Records contained in a dataset
==================================================
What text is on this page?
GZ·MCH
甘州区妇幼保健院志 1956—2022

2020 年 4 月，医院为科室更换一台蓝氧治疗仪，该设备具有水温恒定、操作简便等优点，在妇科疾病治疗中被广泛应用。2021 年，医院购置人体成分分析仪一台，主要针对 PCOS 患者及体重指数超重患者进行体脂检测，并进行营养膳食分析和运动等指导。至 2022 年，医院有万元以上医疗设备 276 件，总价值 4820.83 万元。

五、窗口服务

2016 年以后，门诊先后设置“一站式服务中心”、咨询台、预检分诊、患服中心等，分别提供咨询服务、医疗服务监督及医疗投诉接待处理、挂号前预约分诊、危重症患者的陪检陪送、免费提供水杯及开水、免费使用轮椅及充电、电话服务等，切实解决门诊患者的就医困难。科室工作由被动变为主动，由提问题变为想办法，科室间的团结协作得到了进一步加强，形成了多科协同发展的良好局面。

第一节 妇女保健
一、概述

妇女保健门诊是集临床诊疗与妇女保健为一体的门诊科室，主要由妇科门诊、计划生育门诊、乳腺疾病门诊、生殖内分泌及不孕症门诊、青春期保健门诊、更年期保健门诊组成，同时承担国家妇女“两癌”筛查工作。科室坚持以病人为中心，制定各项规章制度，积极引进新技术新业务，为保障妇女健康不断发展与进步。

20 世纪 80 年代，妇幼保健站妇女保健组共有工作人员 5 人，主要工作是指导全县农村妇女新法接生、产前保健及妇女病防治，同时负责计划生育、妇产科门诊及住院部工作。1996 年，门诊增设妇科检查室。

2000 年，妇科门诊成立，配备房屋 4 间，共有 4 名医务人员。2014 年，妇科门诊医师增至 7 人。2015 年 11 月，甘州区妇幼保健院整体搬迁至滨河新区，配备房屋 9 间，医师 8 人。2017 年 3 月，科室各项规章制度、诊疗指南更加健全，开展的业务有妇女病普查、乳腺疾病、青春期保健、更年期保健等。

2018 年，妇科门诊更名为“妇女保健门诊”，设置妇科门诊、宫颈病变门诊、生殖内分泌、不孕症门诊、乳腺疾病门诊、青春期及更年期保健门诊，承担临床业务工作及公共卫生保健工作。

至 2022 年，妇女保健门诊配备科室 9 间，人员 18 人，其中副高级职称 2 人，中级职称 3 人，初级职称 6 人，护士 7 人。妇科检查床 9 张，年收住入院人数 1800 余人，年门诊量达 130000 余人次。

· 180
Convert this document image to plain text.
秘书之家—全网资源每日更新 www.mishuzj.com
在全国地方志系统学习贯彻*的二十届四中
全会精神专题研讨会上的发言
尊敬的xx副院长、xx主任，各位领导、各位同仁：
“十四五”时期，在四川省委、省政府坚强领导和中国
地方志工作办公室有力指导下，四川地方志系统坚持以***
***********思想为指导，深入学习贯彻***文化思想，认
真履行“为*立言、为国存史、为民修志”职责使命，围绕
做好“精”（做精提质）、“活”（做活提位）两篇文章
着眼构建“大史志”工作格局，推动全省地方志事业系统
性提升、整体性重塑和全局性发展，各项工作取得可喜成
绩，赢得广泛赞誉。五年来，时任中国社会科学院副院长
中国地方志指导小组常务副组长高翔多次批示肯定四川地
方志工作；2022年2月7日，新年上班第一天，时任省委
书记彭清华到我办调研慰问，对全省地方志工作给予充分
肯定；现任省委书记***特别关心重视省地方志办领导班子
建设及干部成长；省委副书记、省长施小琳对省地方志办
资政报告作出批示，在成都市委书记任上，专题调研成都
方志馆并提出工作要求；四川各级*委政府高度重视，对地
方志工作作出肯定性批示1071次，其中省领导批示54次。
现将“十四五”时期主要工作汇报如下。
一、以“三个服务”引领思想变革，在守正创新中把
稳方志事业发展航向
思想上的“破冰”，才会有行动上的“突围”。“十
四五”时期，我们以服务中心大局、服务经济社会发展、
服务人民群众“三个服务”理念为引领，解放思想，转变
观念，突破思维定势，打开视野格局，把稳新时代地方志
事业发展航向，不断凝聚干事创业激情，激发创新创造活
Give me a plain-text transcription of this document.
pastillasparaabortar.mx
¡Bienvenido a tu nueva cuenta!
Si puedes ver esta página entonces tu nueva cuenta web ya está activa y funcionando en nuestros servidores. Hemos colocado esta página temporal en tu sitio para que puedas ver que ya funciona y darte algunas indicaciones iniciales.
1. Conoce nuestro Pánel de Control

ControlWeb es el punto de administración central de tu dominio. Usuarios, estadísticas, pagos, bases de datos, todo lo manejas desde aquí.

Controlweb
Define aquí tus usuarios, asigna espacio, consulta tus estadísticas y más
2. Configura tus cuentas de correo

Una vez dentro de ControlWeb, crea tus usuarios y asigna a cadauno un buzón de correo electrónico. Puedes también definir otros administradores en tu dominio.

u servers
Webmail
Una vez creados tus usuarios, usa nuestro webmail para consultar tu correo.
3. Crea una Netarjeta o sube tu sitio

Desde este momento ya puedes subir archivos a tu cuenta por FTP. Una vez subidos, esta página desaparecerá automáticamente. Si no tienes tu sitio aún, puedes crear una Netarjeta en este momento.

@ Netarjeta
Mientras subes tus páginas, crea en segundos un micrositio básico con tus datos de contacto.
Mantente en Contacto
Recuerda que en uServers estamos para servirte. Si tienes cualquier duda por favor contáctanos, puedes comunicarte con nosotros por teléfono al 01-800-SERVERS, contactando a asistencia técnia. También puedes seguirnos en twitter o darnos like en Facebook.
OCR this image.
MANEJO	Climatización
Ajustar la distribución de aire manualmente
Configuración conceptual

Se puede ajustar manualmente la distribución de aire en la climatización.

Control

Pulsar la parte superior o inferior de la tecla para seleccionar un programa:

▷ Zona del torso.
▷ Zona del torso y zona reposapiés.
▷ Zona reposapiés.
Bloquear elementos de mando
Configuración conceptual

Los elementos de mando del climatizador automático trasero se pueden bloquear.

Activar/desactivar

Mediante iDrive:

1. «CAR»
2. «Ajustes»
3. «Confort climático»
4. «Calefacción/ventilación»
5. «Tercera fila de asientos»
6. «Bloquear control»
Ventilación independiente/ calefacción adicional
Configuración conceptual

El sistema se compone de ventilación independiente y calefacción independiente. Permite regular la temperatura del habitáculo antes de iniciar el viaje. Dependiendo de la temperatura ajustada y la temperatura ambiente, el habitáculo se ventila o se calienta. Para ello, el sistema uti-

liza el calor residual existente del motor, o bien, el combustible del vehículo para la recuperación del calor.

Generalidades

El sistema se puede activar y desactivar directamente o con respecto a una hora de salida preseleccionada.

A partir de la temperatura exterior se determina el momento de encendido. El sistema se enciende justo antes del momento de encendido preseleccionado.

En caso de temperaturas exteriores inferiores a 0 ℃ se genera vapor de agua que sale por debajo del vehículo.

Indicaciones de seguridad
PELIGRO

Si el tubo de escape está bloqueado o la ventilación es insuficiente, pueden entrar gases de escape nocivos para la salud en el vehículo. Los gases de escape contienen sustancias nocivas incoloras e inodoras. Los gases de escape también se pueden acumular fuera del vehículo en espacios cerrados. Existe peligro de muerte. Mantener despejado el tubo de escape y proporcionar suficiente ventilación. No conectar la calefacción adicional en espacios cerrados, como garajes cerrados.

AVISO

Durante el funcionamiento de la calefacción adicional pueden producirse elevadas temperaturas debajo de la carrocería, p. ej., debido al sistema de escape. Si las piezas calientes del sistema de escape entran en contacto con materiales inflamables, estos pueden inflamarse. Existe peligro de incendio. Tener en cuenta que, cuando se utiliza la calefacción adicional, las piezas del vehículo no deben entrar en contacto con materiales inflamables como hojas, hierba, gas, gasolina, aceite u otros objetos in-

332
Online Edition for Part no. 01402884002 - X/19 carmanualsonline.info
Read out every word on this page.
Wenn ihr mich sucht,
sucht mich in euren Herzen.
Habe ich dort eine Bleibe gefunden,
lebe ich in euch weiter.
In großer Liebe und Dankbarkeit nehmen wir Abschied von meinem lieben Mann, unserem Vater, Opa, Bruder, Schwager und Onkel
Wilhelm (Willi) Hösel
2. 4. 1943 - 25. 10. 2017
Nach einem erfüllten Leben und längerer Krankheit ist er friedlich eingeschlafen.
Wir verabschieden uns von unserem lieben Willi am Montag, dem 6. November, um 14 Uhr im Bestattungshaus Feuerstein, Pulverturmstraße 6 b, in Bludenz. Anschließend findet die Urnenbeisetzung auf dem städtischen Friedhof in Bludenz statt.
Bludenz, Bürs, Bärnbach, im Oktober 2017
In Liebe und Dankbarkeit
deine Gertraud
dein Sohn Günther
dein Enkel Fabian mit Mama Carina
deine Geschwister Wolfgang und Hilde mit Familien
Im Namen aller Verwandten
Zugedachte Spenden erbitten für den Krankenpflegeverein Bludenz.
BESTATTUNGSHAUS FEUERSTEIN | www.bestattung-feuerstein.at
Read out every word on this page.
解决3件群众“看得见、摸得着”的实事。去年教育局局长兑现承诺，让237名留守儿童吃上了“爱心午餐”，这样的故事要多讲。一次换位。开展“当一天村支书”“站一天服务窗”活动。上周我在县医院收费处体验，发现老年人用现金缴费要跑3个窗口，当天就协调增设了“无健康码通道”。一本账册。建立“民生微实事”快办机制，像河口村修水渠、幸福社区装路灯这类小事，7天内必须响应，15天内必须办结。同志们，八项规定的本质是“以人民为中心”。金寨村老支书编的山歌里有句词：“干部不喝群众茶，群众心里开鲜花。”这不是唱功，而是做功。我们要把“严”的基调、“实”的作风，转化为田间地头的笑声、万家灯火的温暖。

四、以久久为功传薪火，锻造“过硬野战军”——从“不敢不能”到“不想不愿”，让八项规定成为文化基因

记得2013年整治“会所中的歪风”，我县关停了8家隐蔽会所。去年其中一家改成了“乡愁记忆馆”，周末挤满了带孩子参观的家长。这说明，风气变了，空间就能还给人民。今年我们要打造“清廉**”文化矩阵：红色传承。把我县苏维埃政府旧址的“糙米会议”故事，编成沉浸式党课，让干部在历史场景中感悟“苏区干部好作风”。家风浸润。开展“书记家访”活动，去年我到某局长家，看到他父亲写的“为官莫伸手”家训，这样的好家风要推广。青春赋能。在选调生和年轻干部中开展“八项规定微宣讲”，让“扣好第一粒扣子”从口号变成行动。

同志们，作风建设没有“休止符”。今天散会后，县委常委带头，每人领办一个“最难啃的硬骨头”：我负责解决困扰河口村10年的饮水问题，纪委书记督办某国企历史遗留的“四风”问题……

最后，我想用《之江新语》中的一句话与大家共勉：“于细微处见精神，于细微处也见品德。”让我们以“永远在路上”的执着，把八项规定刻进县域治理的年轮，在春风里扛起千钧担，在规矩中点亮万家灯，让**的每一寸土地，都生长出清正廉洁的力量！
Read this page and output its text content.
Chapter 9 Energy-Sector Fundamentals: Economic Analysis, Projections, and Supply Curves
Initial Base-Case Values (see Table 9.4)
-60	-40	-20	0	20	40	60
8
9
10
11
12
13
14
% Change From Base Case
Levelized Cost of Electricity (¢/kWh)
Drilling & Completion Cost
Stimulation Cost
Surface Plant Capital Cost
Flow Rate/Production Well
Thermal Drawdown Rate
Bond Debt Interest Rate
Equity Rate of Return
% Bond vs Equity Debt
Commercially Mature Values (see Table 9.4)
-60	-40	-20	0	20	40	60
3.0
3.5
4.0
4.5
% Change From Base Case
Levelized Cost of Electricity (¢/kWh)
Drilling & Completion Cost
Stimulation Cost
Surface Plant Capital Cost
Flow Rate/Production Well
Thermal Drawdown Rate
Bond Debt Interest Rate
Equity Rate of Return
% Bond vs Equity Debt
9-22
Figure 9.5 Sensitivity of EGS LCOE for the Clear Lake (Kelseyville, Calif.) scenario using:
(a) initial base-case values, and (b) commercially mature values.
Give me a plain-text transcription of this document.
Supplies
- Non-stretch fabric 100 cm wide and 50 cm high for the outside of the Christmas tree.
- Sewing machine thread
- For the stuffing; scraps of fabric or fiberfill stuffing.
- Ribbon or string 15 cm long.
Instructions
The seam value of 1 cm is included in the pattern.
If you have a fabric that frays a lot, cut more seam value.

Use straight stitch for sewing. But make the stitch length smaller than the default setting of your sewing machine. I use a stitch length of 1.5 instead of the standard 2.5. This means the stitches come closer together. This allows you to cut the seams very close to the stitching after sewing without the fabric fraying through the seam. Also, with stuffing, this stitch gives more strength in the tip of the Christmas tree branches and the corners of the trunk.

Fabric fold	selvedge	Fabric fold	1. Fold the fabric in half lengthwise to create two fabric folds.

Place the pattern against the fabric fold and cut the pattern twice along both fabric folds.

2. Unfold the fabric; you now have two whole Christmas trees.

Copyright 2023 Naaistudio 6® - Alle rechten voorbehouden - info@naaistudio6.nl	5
==================================================
**WHAT TO PRODUCE:** Track down every line holding the string "unserem" and copy it.

**THE COMPLETED TASK:**
In großer Liebe und Dankbarkeit nehmen wir Abschied von meinem lieben Mann, unserem Vater, Opa, Bruder, Schwager und Onkel
Wir verabschieden uns von unserem lieben Willi am Montag, dem 6. November, um 14 Uhr im Bestattungshaus Feuerstein, Pulverturmstraße 6 b, in Bludenz. Anschließend findet die Urnenbeisetzung auf dem städtischen Friedhof in Bludenz statt.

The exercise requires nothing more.